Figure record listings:
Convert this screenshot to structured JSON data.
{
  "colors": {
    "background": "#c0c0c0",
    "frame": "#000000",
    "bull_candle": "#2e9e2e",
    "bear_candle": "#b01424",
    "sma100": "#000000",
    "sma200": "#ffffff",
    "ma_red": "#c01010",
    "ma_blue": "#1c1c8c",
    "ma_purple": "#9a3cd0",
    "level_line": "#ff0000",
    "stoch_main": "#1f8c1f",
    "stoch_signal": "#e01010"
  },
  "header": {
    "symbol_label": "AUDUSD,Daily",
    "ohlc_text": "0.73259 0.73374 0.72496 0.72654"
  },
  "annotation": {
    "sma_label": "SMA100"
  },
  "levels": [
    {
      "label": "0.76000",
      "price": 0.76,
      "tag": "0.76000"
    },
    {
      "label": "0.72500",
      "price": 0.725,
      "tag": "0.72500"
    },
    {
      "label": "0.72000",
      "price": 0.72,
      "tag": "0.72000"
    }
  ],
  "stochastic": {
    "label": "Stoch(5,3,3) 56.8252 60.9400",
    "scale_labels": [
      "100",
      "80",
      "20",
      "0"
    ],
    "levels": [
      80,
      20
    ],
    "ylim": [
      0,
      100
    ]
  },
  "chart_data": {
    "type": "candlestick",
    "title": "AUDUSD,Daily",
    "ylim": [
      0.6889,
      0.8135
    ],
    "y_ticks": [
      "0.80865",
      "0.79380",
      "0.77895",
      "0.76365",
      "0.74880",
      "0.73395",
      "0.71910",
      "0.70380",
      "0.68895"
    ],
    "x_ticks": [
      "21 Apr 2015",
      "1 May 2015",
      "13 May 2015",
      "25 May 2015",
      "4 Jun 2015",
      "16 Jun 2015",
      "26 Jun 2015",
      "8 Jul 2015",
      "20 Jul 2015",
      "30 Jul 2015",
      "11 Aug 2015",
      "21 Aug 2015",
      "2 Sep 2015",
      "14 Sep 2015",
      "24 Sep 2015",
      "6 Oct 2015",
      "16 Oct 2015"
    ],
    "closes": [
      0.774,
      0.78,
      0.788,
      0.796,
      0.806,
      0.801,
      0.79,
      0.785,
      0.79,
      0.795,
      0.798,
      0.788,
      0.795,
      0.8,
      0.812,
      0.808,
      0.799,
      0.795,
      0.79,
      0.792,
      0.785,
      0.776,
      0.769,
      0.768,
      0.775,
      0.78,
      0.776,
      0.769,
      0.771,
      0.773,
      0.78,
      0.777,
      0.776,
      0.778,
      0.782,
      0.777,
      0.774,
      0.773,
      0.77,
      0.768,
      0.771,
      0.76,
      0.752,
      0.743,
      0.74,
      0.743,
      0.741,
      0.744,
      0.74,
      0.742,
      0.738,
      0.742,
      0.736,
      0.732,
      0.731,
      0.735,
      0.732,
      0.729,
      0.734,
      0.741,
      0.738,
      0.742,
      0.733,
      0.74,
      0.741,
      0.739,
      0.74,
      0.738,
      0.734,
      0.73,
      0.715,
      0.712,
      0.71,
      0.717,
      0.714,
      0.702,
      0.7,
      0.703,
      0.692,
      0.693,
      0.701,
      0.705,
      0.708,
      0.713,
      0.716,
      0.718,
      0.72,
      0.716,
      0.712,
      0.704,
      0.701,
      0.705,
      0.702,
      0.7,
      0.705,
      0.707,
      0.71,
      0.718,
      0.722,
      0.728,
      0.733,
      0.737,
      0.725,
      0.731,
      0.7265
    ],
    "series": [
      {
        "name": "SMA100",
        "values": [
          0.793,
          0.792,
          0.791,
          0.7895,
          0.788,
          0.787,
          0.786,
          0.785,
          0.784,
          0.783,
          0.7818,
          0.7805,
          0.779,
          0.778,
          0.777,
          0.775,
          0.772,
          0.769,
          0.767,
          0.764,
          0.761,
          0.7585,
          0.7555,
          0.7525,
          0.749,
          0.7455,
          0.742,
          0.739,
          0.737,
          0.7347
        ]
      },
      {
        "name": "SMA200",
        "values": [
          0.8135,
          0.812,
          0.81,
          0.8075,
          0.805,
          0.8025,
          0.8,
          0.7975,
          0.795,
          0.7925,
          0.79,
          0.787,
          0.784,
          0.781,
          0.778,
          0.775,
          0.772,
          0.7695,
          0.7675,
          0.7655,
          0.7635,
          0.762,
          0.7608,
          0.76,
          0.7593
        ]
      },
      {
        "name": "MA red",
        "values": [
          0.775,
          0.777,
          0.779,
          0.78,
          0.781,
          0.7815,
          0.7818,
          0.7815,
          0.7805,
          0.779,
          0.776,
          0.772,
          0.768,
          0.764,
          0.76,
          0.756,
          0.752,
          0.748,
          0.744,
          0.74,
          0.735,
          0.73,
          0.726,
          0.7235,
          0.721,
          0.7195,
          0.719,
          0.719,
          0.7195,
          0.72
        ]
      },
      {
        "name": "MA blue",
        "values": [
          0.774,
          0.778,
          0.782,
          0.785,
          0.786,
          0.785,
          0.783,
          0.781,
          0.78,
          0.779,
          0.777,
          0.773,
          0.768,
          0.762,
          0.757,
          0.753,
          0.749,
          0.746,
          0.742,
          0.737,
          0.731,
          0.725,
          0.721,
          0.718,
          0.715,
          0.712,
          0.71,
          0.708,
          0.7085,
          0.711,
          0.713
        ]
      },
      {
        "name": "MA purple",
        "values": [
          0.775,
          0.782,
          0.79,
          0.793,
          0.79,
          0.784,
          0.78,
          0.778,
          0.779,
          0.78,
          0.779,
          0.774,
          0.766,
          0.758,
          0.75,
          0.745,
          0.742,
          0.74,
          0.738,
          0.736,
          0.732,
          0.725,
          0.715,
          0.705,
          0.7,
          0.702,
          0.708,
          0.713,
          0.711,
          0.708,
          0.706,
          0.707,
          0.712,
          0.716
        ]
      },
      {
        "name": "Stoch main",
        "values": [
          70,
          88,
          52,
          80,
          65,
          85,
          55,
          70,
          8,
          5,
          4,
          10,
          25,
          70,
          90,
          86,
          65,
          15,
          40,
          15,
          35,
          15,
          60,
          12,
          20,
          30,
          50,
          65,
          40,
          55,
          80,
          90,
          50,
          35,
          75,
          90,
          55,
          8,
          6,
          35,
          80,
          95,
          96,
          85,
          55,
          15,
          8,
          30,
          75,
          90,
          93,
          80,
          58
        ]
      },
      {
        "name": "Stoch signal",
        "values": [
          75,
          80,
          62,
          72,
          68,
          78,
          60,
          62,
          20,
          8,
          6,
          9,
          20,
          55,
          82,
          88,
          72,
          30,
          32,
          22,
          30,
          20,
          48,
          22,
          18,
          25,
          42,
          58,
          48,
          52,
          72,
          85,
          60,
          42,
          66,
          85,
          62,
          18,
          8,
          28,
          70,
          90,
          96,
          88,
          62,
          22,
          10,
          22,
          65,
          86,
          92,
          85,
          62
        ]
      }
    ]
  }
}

### Exercise details:
Restate each record word for word.

### In response:
Convert this screenshot to structured JSON data.
{
  "colors": {
    "background": "#c0c0c0",
    "frame": "#000000",
    "bull_candle": "#2e9e2e",
    "bear_candle": "#b01424",
    "sma100": "#000000",
    "sma200": "#ffffff",
    "ma_red": "#c01010",
    "ma_blue": "#1c1c8c",
    "ma_purple": "#9a3cd0",
    "level_line": "#ff0000",
    "stoch_main": "#1f8c1f",
    "stoch_signal": "#e01010"
  },
  "header": {
    "symbol_label": "AUDUSD,Daily",
    "ohlc_text": "0.73259 0.73374 0.72496 0.72654"
  },
  "annotation": {
    "sma_label": "SMA100"
  },
  "levels": [
    {
      "label": "0.76000",
      "price": 0.76,
      "tag": "0.76000"
    },
    {
      "label": "0.72500",
      "price": 0.725,
      "tag": "0.72500"
    },
    {
      "label": "0.72000",
      "price": 0.72,
      "tag": "0.72000"
    }
  ],
  "stochastic": {
    "label": "Stoch(5,3,3) 56.8252 60.9400",
    "scale_labels": [
      "100",
      "80",
      "20",
      "0"
    ],
    "levels": [
      80,
      20
    ],
    "ylim": [
      0,
      100
    ]
  },
  "chart_data": {
    "type": "candlestick",
    "title": "AUDUSD,Daily",
    "ylim": [
      0.6889,
      0.8135
    ],
    "y_ticks": [
      "0.80865",
      "0.79380",
      "0.77895",
      "0.76365",
      "0.74880",
      "0.73395",
      "0.71910",
      "0.70380",
      "0.68895"
    ],
    "x_ticks": [
      "21 Apr 2015",
      "1 May 2015",
      "13 May 2015",
      "25 May 2015",
      "4 Jun 2015",
      "16 Jun 2015",
      "26 Jun 2015",
      "8 Jul 2015",
      "20 Jul 2015",
      "30 Jul 2015",
      "11 Aug 2015",
      "21 Aug 2015",
      "2 Sep 2015",
      "14 Sep 2015",
      "24 Sep 2015",
      "6 Oct 2015",
      "16 Oct 2015"
    ],
    "closes": [
      0.774,
      0.78,
      0.788,
      0.796,
      0.806,
      0.801,
      0.79,
      0.785,
      0.79,
      0.795,
      0.798,
      0.788,
      0.795,
      0.8,
      0.812,
      0.808,
      0.799,
      0.795,
      0.79,
      0.792,
      0.785,
      0.776,
      0.769,
      0.768,
      0.775,
      0.78,
      0.776,
      0.769,
      0.771,
      0.773,
      0.78,
      0.777,
      0.776,
      0.778,
      0.782,
      0.777,
      0.774,
      0.773,
      0.77,
      0.768,
      0.771,
      0.76,
      0.752,
      0.743,
      0.74,
      0.743,
      0.741,
      0.744,
      0.74,
      0.742,
      0.738,
      0.742,
      0.736,
      0.732,
      0.731,
      0.735,
      0.732,
      0.729,
      0.734,
      0.741,
      0.738,
      0.742,
      0.733,
      0.74,
      0.741,
      0.739,
      0.74,
      0.738,
      0.734,
      0.73,
      0.715,
      0.712,
      0.71,
      0.717,
      0.714,
      0.702,
      0.7,
      0.703,
      0.692,
      0.693,
      0.701,
      0.705,
      0.708,
      0.713,
      0.716,
      0.718,
      0.72,
      0.716,
      0.712,
      0.704,
      0.701,
      0.705,
      0.702,
      0.7,
      0.705,
      0.707,
      0.71,
      0.718,
      0.722,
      0.728,
      0.733,
      0.737,
      0.725,
      0.731,
      0.7265
    ],
    "series": [
      {
        "name": "SMA100",
        "values": [
          0.793,
          0.792,
          0.791,
          0.7895,
          0.788,
          0.787,
          0.786,
          0.785,
          0.784,
          0.783,
          0.7818,
          0.7805,
          0.779,
          0.778,
          0.777,
          0.775,
          0.772,
          0.769,
          0.767,
          0.764,
          0.761,
          0.7585,
          0.7555,
          0.7525,
          0.749,
          0.7455,
          0.742,
          0.739,
          0.737,
          0.7347
        ]
      },
      {
        "name": "SMA200",
        "values": [
          0.8135,
          0.812,
          0.81,
          0.8075,
          0.805,
          0.8025,
          0.8,
          0.7975,
          0.795,
          0.7925,
          0.79,
          0.787,
          0.784,
          0.781,
          0.778,
          0.775,
          0.772,
          0.7695,
          0.7675,
          0.7655,
          0.7635,
          0.762,
          0.7608,
          0.76,
          0.7593
        ]
      },
      {
        "name": "MA red",
        "values": [
          0.775,
          0.777,
          0.779,
          0.78,
          0.781,
          0.7815,
          0.7818,
          0.7815,
          0.7805,
          0.779,
          0.776,
          0.772,
          0.768,
          0.764,
          0.76,
          0.756,
          0.752,
          0.748,
          0.744,
          0.74,
          0.735,
          0.73,
          0.726,
          0.7235,
          0.721,
          0.7195,
          0.719,
          0.719,
          0.7195,
          0.72
        ]
      },
      {
        "name": "MA blue",
        "values": [
          0.774,
          0.778,
          0.782,
          0.785,
          0.786,
          0.785,
          0.783,
          0.781,
          0.78,
          0.779,
          0.777,
          0.773,
          0.768,
          0.762,
          0.757,
          0.753,
          0.749,
          0.746,
          0.742,
          0.737,
          0.731,
          0.725,
          0.721,
          0.718,
          0.715,
          0.712,
          0.71,
          0.708,
          0.7085,
          0.711,
          0.713
        ]
      },
      {
        "name": "MA purple",
        "values": [
          0.775,
          0.782,
          0.79,
          0.793,
          0.79,
          0.784,
          0.78,
          0.778,
          0.779,
          0.78,
          0.779,
          0.774,
          0.766,
          0.758,
          0.75,
          0.745,
          0.742,
          0.74,
          0.738,
          0.736,
          0.732,
          0.725,
          0.715,
          0.705,
          0.7,
          0.702,
          0.708,
          0.713,
          0.711,
          0.708,
          0.706,
          0.707,
          0.712,
          0.716
        ]
      },
      {
        "name": "Stoch main",
        "values": [
          70,
          88,
          52,
          80,
          65,
          85,
          55,
          70,
          8,
          5,
          4,
          10,
          25,
          70,
          90,
          86,
          65,
          15,
          40,
          15,
          35,
          15,
          60,
          12,
          20,
          30,
          50,
          65,
          40,
          55,
          80,
          90,
          50,
          35,
          75,
          90,
          55,
          8,
          6,
          35,
          80,
          95,
          96,
          85,
          55,
          15,
          8,
          30,
          75,
          90,
          93,
          80,
          58
        ]
      },
      {
        "name": "Stoch signal",
        "values": [
          75,
          80,
          62,
          72,
          68,
          78,
          60,
          62,
          20,
          8,
          6,
          9,
          20,
          55,
          82,
          88,
          72,
          30,
          32,
          22,
          30,
          20,
          48,
          22,
          18,
          25,
          42,
          58,
          48,
          52,
          72,
          85,
          60,
          42,
          66,
          85,
          62,
          18,
          8,
          28,
          70,
          90,
          96,
          88,
          62,
          22,
          10,
          22,
          65,
          86,
          92,
          85,
          62
        ]
      }
    ]
  }
}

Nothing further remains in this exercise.